Но критикуя веру за ее неубедительность, а также ссылаясь на ее субъективный характер, связанный с попытками сгладить тревогу человеческого состояния в мире, «модерн» с его научным методом впадает в другую крайность: приписывая разуму развоплощенную всеобщность, сам человек и дискурс о нем выбрасывается из сферы разума. Таким образом наука становится определенным воззрением на мир, в котором оказывается важным не человек, его история и жизнь с ее заботами и проблемами, а некая абстрактная анонимная, неэмпирическая структура, которая при этом «контролирует» каждую конкретную воплощенную личность. Никто не оспаривает эффективность и важность науки в современном мире, но необходимо помнить о том, что принятие научного метода есть определенное верование в эффективность и жизненную важность его в противовес другим формам опыта. Децентрируя космос, то есть переводя его из личного отношения предстояния (как эстетической категории), и превращая космос только в протяженную арену слепых физических сил (то есть объект- res extensa), человек отдает предпочтение другой мифологии, в которой добровольно обрекает себя на случайное и бесцельное положение во вселенной, то есть на «космическую бездомность». Богословская преданность как раз и указывает на то, что эта децентрация космоса базируется в философском веровании в возможность такой децентрации, так что претензии секулярного, «гуманистического» разума на объективную значимость стандартов его мышления, а также суждений о возможности или невозможности заключений о внемировом основании вселенной, должны рассматриваться лишь как предварительные.

_Задание:_
Изложите списком абзац текста выше, начинающийся словами «Но критикуя веру за ее неубедительность», сохранив его главные утверждения.

_Извлеченные данные:_
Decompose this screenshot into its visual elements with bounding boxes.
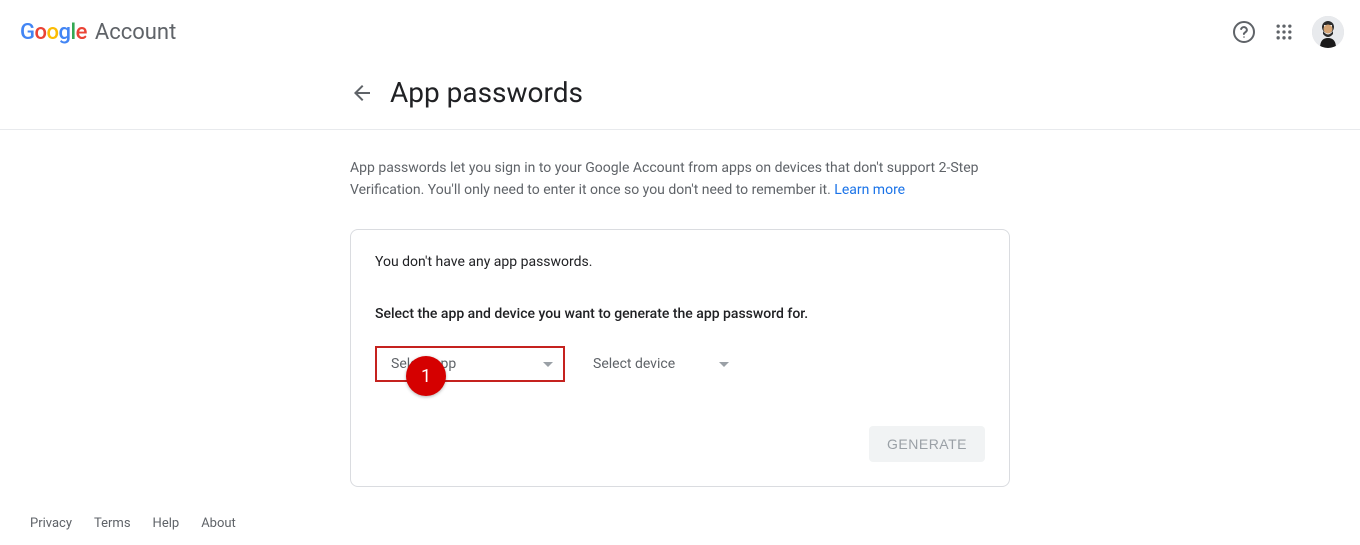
avatar[interactable] xyxy=(1312,16,1344,48)
back-arrow-icon[interactable] xyxy=(350,81,374,105)
select-prompt-text: Select the app and device you want to ge… xyxy=(375,306,985,322)
account-label: Account xyxy=(95,20,176,45)
topbar: Google Account xyxy=(0,0,1360,64)
app-passwords-card: You don't have any app passwords. Select… xyxy=(350,229,1010,487)
select-device-label: Select device xyxy=(593,356,675,372)
generate-button[interactable]: GENERATE xyxy=(869,426,985,462)
select-device-dropdown[interactable]: Select device xyxy=(579,348,739,380)
generate-row: GENERATE xyxy=(375,426,985,462)
learn-more-link[interactable]: Learn more xyxy=(834,182,905,198)
google-account-logo[interactable]: Google Account xyxy=(20,20,176,45)
select-app-dropdown[interactable]: Select app xyxy=(375,346,565,382)
callout-badge-1: 1 xyxy=(406,356,446,396)
footer: Privacy Terms Help About xyxy=(30,516,236,531)
footer-help-link[interactable]: Help xyxy=(153,516,180,531)
chevron-down-icon xyxy=(543,362,553,367)
footer-privacy-link[interactable]: Privacy xyxy=(30,516,72,531)
content: App passwords let you sign in to your Go… xyxy=(350,130,1010,487)
topbar-actions xyxy=(1232,16,1344,48)
selects-row: Select app Select device xyxy=(375,346,985,382)
description-text: App passwords let you sign in to your Go… xyxy=(350,158,1010,201)
footer-terms-link[interactable]: Terms xyxy=(94,516,131,531)
no-passwords-text: You don't have any app passwords. xyxy=(375,254,985,270)
chevron-down-icon xyxy=(719,362,729,367)
title-row: App passwords xyxy=(0,64,1360,129)
footer-about-link[interactable]: About xyxy=(201,516,236,531)
help-icon[interactable] xyxy=(1232,20,1256,44)
google-logo: Google xyxy=(20,20,87,45)
apps-grid-icon[interactable] xyxy=(1272,20,1296,44)
page-title: App passwords xyxy=(390,76,583,109)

_Ответ:_
- Критикуя веру за неубедительность и субъективность, «модерн» с его научным методом впадает в другую крайность. Он приписывает разуму развоплощенную всеобщность и тем самым исключает из сферы разума самого человека и дискурс о нем.
- Наука становится воззрением на мир, где важен не человек с его историей, жизнью и заботами. Важной оказывается абстрактная анонимная неэмпирическая структура, которая «контролирует» каждую конкретную личность.
- Эффективность и важность науки никто не оспаривает. Но принятие научного метода есть вера в его жизненную важность в противовес другим формам опыта.
- Децентрируя космос и превращая его лишь в протяженную арену слепых физических сил, человек предпочитает другую мифологию. В ней он обрекает себя на случайное и бесцельное положение во вселенной, на «космическую бездомность».
- Богословская преданность указывает, что эта децентрация основана на философском веровании в ее возможность. Поэтому притязания секулярного разума на объективную значимость своих стандартов следует считать лишь предварительными. Это же относится к его суждениям о внемировом основании вселенной.